(The problem)
Filter for the word "印度尼西亚" and keep each matching line.

(Data to process)
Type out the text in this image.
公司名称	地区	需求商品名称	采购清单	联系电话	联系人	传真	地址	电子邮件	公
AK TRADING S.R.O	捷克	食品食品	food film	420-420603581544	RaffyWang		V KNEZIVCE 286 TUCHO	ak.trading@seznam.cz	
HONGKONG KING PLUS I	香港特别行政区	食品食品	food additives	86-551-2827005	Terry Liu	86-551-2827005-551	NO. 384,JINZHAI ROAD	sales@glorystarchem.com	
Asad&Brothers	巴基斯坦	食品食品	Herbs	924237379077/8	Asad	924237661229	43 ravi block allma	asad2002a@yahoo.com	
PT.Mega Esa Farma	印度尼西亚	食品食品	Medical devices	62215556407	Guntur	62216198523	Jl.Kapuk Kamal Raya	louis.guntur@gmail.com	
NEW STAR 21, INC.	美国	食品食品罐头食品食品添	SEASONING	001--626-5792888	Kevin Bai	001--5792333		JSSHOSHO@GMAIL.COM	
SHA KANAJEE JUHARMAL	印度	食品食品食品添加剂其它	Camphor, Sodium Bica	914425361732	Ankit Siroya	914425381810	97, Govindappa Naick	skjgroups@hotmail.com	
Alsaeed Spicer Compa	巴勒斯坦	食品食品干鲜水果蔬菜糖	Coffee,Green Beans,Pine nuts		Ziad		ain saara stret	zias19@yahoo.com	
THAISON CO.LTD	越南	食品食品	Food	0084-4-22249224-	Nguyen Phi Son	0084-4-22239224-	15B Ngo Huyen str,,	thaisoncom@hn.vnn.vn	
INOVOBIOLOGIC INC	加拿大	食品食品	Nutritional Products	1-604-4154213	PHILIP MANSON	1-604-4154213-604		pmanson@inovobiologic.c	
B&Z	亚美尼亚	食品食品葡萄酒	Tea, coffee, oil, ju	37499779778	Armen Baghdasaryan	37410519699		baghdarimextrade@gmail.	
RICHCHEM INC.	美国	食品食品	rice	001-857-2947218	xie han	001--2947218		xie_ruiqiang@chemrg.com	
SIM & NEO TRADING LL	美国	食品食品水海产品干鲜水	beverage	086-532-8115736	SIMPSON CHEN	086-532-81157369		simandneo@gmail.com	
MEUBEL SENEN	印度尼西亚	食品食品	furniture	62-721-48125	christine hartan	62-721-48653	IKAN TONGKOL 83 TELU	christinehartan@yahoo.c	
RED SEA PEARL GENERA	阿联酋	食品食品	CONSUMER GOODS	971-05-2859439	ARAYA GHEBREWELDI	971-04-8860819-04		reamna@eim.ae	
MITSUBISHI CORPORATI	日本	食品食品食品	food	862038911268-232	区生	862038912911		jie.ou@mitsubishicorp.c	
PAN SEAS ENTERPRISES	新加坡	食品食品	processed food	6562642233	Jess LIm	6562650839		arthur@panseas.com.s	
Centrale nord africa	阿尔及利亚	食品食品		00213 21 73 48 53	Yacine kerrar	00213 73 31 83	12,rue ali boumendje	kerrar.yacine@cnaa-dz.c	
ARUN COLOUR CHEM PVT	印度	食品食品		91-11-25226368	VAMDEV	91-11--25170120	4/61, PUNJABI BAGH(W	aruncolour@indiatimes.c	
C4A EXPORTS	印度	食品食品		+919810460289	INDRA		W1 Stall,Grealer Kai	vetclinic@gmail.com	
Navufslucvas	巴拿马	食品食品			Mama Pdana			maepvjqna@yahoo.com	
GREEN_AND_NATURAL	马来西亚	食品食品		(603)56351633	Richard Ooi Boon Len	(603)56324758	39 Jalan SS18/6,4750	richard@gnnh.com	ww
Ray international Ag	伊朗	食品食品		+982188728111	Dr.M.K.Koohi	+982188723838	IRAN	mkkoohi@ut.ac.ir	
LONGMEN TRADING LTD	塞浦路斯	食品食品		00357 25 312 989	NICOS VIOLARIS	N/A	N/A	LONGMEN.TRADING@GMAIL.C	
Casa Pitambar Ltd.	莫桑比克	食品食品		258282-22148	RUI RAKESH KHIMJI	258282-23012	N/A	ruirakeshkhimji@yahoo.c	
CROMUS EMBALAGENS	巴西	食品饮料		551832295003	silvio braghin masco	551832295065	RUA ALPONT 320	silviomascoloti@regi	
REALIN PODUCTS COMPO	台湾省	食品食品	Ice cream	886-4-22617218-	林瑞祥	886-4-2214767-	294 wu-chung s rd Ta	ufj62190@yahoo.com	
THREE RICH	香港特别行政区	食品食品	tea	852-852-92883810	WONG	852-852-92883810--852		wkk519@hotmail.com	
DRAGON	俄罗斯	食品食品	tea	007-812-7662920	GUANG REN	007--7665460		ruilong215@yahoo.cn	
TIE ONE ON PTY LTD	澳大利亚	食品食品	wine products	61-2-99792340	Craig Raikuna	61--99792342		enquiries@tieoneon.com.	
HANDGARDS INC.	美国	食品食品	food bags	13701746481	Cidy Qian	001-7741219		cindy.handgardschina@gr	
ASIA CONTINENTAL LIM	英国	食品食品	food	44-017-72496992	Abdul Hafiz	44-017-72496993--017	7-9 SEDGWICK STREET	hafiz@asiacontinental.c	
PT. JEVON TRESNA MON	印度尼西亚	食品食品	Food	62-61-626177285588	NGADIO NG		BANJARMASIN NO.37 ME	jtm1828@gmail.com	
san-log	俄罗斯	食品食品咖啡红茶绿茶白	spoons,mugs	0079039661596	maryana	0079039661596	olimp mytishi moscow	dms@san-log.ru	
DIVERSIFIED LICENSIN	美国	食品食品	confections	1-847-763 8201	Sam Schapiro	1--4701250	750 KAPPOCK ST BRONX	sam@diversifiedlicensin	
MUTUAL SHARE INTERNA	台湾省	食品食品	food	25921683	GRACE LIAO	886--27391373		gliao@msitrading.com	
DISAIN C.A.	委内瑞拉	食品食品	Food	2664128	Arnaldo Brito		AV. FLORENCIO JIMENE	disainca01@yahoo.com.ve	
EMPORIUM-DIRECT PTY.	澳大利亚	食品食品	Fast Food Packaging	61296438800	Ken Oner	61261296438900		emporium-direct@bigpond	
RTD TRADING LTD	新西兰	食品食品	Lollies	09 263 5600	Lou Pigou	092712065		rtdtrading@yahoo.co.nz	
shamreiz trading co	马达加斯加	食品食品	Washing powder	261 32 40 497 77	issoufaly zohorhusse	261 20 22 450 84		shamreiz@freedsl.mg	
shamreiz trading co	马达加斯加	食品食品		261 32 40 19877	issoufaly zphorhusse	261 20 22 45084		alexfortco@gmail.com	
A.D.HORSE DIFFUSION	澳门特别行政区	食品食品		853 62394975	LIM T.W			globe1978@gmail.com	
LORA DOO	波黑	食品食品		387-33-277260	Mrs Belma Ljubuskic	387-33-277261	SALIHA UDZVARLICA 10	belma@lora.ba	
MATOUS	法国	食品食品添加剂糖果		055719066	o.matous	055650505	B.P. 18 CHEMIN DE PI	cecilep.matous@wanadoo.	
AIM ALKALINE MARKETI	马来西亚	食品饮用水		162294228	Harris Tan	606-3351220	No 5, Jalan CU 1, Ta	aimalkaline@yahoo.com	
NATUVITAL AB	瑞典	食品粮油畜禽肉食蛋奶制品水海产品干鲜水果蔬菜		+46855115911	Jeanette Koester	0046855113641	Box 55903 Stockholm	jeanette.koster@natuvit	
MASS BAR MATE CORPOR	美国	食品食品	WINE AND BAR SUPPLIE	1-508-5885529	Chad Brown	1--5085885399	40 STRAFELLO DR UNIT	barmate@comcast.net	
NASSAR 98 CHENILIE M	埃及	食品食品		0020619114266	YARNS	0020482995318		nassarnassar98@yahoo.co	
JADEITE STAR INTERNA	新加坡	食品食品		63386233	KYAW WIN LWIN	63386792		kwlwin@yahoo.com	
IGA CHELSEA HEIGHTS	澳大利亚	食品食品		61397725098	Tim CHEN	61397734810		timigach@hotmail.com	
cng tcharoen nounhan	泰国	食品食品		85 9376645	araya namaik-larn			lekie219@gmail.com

(Final result)
PT.Mega Esa Farma	印度尼西亚	食品食品	Medical devices	62215556407	Guntur	62216198523	Jl.Kapuk Kamal Raya	louis.guntur@gmail.com	
MEUBEL SENEN	印度尼西亚	食品食品	furniture	62-721-48125	christine hartan	62-721-48653	IKAN TONGKOL 83 TELU	christinehartan@yahoo.c	
PT. JEVON TRESNA MON	印度尼西亚	食品食品	Food	62-61-626177285588	NGADIO NG		BANJARMASIN NO.37 ME	jtm1828@gmail.com	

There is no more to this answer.